_Directions_. Repeat the records word for word, excluding any picture.

— begin Entries —

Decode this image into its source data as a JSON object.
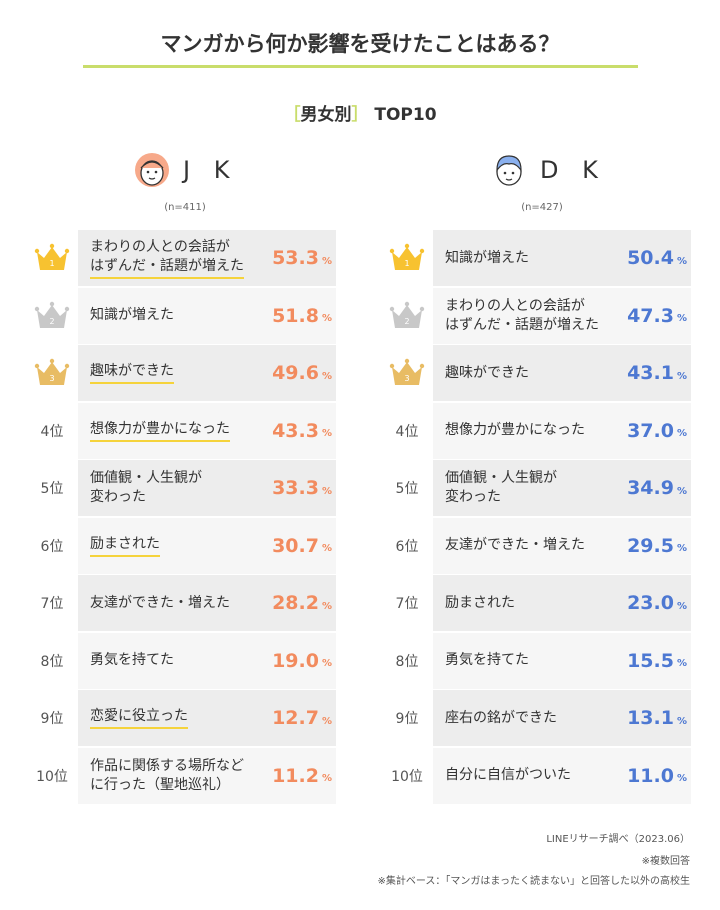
{
  "title": "マンガから何か影響を受けたことはある？",
  "subtitle": {
    "bracket_open": "［",
    "text": "男女別",
    "bracket_close": "］",
    "suffix": "TOP10"
  },
  "colors": {
    "accent_line": "#c9dd6b",
    "jk_value": "#f28b5e",
    "dk_value": "#4d78d2",
    "highlight": "#f5d33b",
    "gold": "#f7c230",
    "silver": "#c8c8c8",
    "bronze": "#e8bc64"
  },
  "footer": {
    "source": "LINEリサーチ調べ（2023.06）",
    "note1": "※複数回答",
    "note2": "※集計ベース：「マンガはまったく読まない」と回答した以外の高校生"
  },
  "chart_data": [
    {
      "type": "table",
      "group": "J K",
      "n": "(n=411)",
      "unit": "%",
      "rank_labels": [
        "1",
        "2",
        "3",
        "4位",
        "5位",
        "6位",
        "7位",
        "8位",
        "9位",
        "10位"
      ],
      "categories": [
        "まわりの人との会話がはずんだ・話題が増えた",
        "知識が増えた",
        "趣味ができた",
        "想像力が豊かになった",
        "価値観・人生観が変わった",
        "励まされた",
        "友達ができた・増えた",
        "勇気を持てた",
        "恋愛に役立った",
        "作品に関係する場所などに行った（聖地巡礼）"
      ],
      "display_lines": [
        [
          "まわりの人との会話が",
          "はずんだ・話題が増えた"
        ],
        [
          "知識が増えた"
        ],
        [
          "趣味ができた"
        ],
        [
          "想像力が豊かになった"
        ],
        [
          "価値観・人生観が",
          "変わった"
        ],
        [
          "励まされた"
        ],
        [
          "友達ができた・増えた"
        ],
        [
          "勇気を持てた"
        ],
        [
          "恋愛に役立った"
        ],
        [
          "作品に関係する場所など",
          "に行った（聖地巡礼）"
        ]
      ],
      "values": [
        53.3,
        51.8,
        49.6,
        43.3,
        33.3,
        30.7,
        28.2,
        19.0,
        12.7,
        11.2
      ],
      "value_labels": [
        "53.3",
        "51.8",
        "49.6",
        "43.3",
        "33.3",
        "30.7",
        "28.2",
        "19.0",
        "12.7",
        "11.2"
      ],
      "highlighted": [
        true,
        false,
        true,
        true,
        false,
        true,
        false,
        false,
        true,
        false
      ]
    },
    {
      "type": "table",
      "group": "D K",
      "n": "(n=427)",
      "unit": "%",
      "rank_labels": [
        "1",
        "2",
        "3",
        "4位",
        "5位",
        "6位",
        "7位",
        "8位",
        "9位",
        "10位"
      ],
      "categories": [
        "知識が増えた",
        "まわりの人との会話がはずんだ・話題が増えた",
        "趣味ができた",
        "想像力が豊かになった",
        "価値観・人生観が変わった",
        "友達ができた・増えた",
        "励まされた",
        "勇気を持てた",
        "座右の銘ができた",
        "自分に自信がついた"
      ],
      "display_lines": [
        [
          "知識が増えた"
        ],
        [
          "まわりの人との会話が",
          "はずんだ・話題が増えた"
        ],
        [
          "趣味ができた"
        ],
        [
          "想像力が豊かになった"
        ],
        [
          "価値観・人生観が",
          "変わった"
        ],
        [
          "友達ができた・増えた"
        ],
        [
          "励まされた"
        ],
        [
          "勇気を持てた"
        ],
        [
          "座右の銘ができた"
        ],
        [
          "自分に自信がついた"
        ]
      ],
      "values": [
        50.4,
        47.3,
        43.1,
        37.0,
        34.9,
        29.5,
        23.0,
        15.5,
        13.1,
        11.0
      ],
      "value_labels": [
        "50.4",
        "47.3",
        "43.1",
        "37.0",
        "34.9",
        "29.5",
        "23.0",
        "15.5",
        "13.1",
        "11.0"
      ],
      "highlighted": [
        false,
        false,
        false,
        false,
        false,
        false,
        false,
        false,
        false,
        false
      ]
    }
  ]
}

— end Entries —

_Task output_.
Decode this image into its source data as a JSON object.
{
  "title": "マンガから何か影響を受けたことはある？",
  "subtitle": {
    "bracket_open": "［",
    "text": "男女別",
    "bracket_close": "］",
    "suffix": "TOP10"
  },
  "colors": {
    "accent_line": "#c9dd6b",
    "jk_value": "#f28b5e",
    "dk_value": "#4d78d2",
    "highlight": "#f5d33b",
    "gold": "#f7c230",
    "silver": "#c8c8c8",
    "bronze": "#e8bc64"
  },
  "footer": {
    "source": "LINEリサーチ調べ（2023.06）",
    "note1": "※複数回答",
    "note2": "※集計ベース：「マンガはまったく読まない」と回答した以外の高校生"
  },
  "chart_data": [
    {
      "type": "table",
      "group": "J K",
      "n": "(n=411)",
      "unit": "%",
      "rank_labels": [
        "1",
        "2",
        "3",
        "4位",
        "5位",
        "6位",
        "7位",
        "8位",
        "9位",
        "10位"
      ],
      "categories": [
        "まわりの人との会話がはずんだ・話題が増えた",
        "知識が増えた",
        "趣味ができた",
        "想像力が豊かになった",
        "価値観・人生観が変わった",
        "励まされた",
        "友達ができた・増えた",
        "勇気を持てた",
        "恋愛に役立った",
        "作品に関係する場所などに行った（聖地巡礼）"
      ],
      "display_lines": [
        [
          "まわりの人との会話が",
          "はずんだ・話題が増えた"
        ],
        [
          "知識が増えた"
        ],
        [
          "趣味ができた"
        ],
        [
          "想像力が豊かになった"
        ],
        [
          "価値観・人生観が",
          "変わった"
        ],
        [
          "励まされた"
        ],
        [
          "友達ができた・増えた"
        ],
        [
          "勇気を持てた"
        ],
        [
          "恋愛に役立った"
        ],
        [
          "作品に関係する場所など",
          "に行った（聖地巡礼）"
        ]
      ],
      "values": [
        53.3,
        51.8,
        49.6,
        43.3,
        33.3,
        30.7,
        28.2,
        19.0,
        12.7,
        11.2
      ],
      "value_labels": [
        "53.3",
        "51.8",
        "49.6",
        "43.3",
        "33.3",
        "30.7",
        "28.2",
        "19.0",
        "12.7",
        "11.2"
      ],
      "highlighted": [
        true,
        false,
        true,
        true,
        false,
        true,
        false,
        false,
        true,
        false
      ]
    },
    {
      "type": "table",
      "group": "D K",
      "n": "(n=427)",
      "unit": "%",
      "rank_labels": [
        "1",
        "2",
        "3",
        "4位",
        "5位",
        "6位",
        "7位",
        "8位",
        "9位",
        "10位"
      ],
      "categories": [
        "知識が増えた",
        "まわりの人との会話がはずんだ・話題が増えた",
        "趣味ができた",
        "想像力が豊かになった",
        "価値観・人生観が変わった",
        "友達ができた・増えた",
        "励まされた",
        "勇気を持てた",
        "座右の銘ができた",
        "自分に自信がついた"
      ],
      "display_lines": [
        [
          "知識が増えた"
        ],
        [
          "まわりの人との会話が",
          "はずんだ・話題が増えた"
        ],
        [
          "趣味ができた"
        ],
        [
          "想像力が豊かになった"
        ],
        [
          "価値観・人生観が",
          "変わった"
        ],
        [
          "友達ができた・増えた"
        ],
        [
          "励まされた"
        ],
        [
          "勇気を持てた"
        ],
        [
          "座右の銘ができた"
        ],
        [
          "自分に自信がついた"
        ]
      ],
      "values": [
        50.4,
        47.3,
        43.1,
        37.0,
        34.9,
        29.5,
        23.0,
        15.5,
        13.1,
        11.0
      ],
      "value_labels": [
        "50.4",
        "47.3",
        "43.1",
        "37.0",
        "34.9",
        "29.5",
        "23.0",
        "15.5",
        "13.1",
        "11.0"
      ],
      "highlighted": [
        false,
        false,
        false,
        false,
        false,
        false,
        false,
        false,
        false,
        false
      ]
    }
  ]
}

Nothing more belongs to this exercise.